**AIM OF THE TASK:**
Repeat each line word for word.
== RECORDS SUPPLIED
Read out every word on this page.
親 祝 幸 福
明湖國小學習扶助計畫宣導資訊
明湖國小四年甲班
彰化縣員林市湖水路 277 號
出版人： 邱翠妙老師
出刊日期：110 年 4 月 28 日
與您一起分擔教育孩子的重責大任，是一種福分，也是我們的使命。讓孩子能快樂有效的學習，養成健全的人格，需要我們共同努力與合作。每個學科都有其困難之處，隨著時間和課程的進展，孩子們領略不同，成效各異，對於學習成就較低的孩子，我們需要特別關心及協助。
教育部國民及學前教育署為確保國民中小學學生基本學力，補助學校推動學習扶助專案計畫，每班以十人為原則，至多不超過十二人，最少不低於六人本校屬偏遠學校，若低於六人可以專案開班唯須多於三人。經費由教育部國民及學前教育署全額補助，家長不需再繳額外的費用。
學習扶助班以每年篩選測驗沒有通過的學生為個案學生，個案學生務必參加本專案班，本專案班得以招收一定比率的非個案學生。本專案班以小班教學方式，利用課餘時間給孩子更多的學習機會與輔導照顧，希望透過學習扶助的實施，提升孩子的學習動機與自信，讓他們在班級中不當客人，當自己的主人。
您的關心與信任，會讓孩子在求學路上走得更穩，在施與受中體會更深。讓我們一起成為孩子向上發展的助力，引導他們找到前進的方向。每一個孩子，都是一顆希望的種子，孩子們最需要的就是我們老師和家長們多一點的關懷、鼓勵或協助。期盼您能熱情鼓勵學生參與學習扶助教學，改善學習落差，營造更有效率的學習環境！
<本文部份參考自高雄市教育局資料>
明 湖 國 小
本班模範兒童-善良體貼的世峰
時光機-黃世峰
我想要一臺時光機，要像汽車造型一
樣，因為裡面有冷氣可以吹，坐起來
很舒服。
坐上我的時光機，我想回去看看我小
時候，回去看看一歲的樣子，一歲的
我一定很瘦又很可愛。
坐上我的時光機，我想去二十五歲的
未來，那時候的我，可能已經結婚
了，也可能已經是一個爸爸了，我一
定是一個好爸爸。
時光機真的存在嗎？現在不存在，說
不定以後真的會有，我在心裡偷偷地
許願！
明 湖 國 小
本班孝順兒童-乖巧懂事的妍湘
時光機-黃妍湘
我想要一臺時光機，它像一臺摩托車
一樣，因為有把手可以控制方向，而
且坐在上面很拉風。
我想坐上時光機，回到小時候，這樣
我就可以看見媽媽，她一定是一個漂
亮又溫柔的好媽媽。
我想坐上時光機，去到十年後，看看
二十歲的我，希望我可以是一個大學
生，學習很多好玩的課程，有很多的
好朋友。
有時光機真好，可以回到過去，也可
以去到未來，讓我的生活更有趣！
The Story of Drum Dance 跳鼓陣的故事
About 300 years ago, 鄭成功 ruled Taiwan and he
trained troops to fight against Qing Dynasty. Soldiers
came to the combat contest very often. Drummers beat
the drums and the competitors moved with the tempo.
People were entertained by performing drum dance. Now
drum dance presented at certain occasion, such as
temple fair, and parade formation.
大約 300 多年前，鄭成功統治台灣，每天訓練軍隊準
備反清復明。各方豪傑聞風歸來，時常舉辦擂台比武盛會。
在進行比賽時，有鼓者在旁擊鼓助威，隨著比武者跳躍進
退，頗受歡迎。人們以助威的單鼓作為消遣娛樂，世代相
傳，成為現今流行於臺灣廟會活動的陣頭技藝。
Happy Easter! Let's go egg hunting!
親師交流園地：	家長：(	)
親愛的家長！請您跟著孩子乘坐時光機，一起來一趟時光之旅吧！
====
**RESULT BELOW:**
Read out every word on this page.
親 祝 幸 福
明湖國小學習扶助計畫宣導資訊
明湖國小四年甲班
彰化縣員林市湖水路 277 號
出版人： 邱翠妙老師
出刊日期：110 年 4 月 28 日
與您一起分擔教育孩子的重責大任，是一種福分，也是我們的使命。讓孩子能快樂有效的學習，養成健全的人格，需要我們共同努力與合作。每個學科都有其困難之處，隨著時間和課程的進展，孩子們領略不同，成效各異，對於學習成就較低的孩子，我們需要特別關心及協助。
教育部國民及學前教育署為確保國民中小學學生基本學力，補助學校推動學習扶助專案計畫，每班以十人為原則，至多不超過十二人，最少不低於六人本校屬偏遠學校，若低於六人可以專案開班唯須多於三人。經費由教育部國民及學前教育署全額補助，家長不需再繳額外的費用。
學習扶助班以每年篩選測驗沒有通過的學生為個案學生，個案學生務必參加本專案班，本專案班得以招收一定比率的非個案學生。本專案班以小班教學方式，利用課餘時間給孩子更多的學習機會與輔導照顧，希望透過學習扶助的實施，提升孩子的學習動機與自信，讓他們在班級中不當客人，當自己的主人。
您的關心與信任，會讓孩子在求學路上走得更穩，在施與受中體會更深。讓我們一起成為孩子向上發展的助力，引導他們找到前進的方向。每一個孩子，都是一顆希望的種子，孩子們最需要的就是我們老師和家長們多一點的關懷、鼓勵或協助。期盼您能熱情鼓勵學生參與學習扶助教學，改善學習落差，營造更有效率的學習環境！
<本文部份參考自高雄市教育局資料>
明 湖 國 小
本班模範兒童-善良體貼的世峰
時光機-黃世峰
我想要一臺時光機，要像汽車造型一
樣，因為裡面有冷氣可以吹，坐起來
很舒服。
坐上我的時光機，我想回去看看我小
時候，回去看看一歲的樣子，一歲的
我一定很瘦又很可愛。
坐上我的時光機，我想去二十五歲的
未來，那時候的我，可能已經結婚
了，也可能已經是一個爸爸了，我一
定是一個好爸爸。
時光機真的存在嗎？現在不存在，說
不定以後真的會有，我在心裡偷偷地
許願！
明 湖 國 小
本班孝順兒童-乖巧懂事的妍湘
時光機-黃妍湘
我想要一臺時光機，它像一臺摩托車
一樣，因為有把手可以控制方向，而
且坐在上面很拉風。
我想坐上時光機，回到小時候，這樣
我就可以看見媽媽，她一定是一個漂
亮又溫柔的好媽媽。
我想坐上時光機，去到十年後，看看
二十歲的我，希望我可以是一個大學
生，學習很多好玩的課程，有很多的
好朋友。
有時光機真好，可以回到過去，也可
以去到未來，讓我的生活更有趣！
The Story of Drum Dance 跳鼓陣的故事
About 300 years ago, 鄭成功 ruled Taiwan and he
trained troops to fight against Qing Dynasty. Soldiers
came to the combat contest very often. Drummers beat
the drums and the competitors moved with the tempo.
People were entertained by performing drum dance. Now
drum dance presented at certain occasion, such as
temple fair, and parade formation.
大約 300 多年前，鄭成功統治台灣，每天訓練軍隊準
備反清復明。各方豪傑聞風歸來，時常舉辦擂台比武盛會。
在進行比賽時，有鼓者在旁擊鼓助威，隨著比武者跳躍進
退，頗受歡迎。人們以助威的單鼓作為消遣娛樂，世代相
傳，成為現今流行於臺灣廟會活動的陣頭技藝。
Happy Easter! Let's go egg hunting!
親師交流園地：	家長：(	)
親愛的家長！請您跟著孩子乘坐時光機，一起來一趟時光之旅吧！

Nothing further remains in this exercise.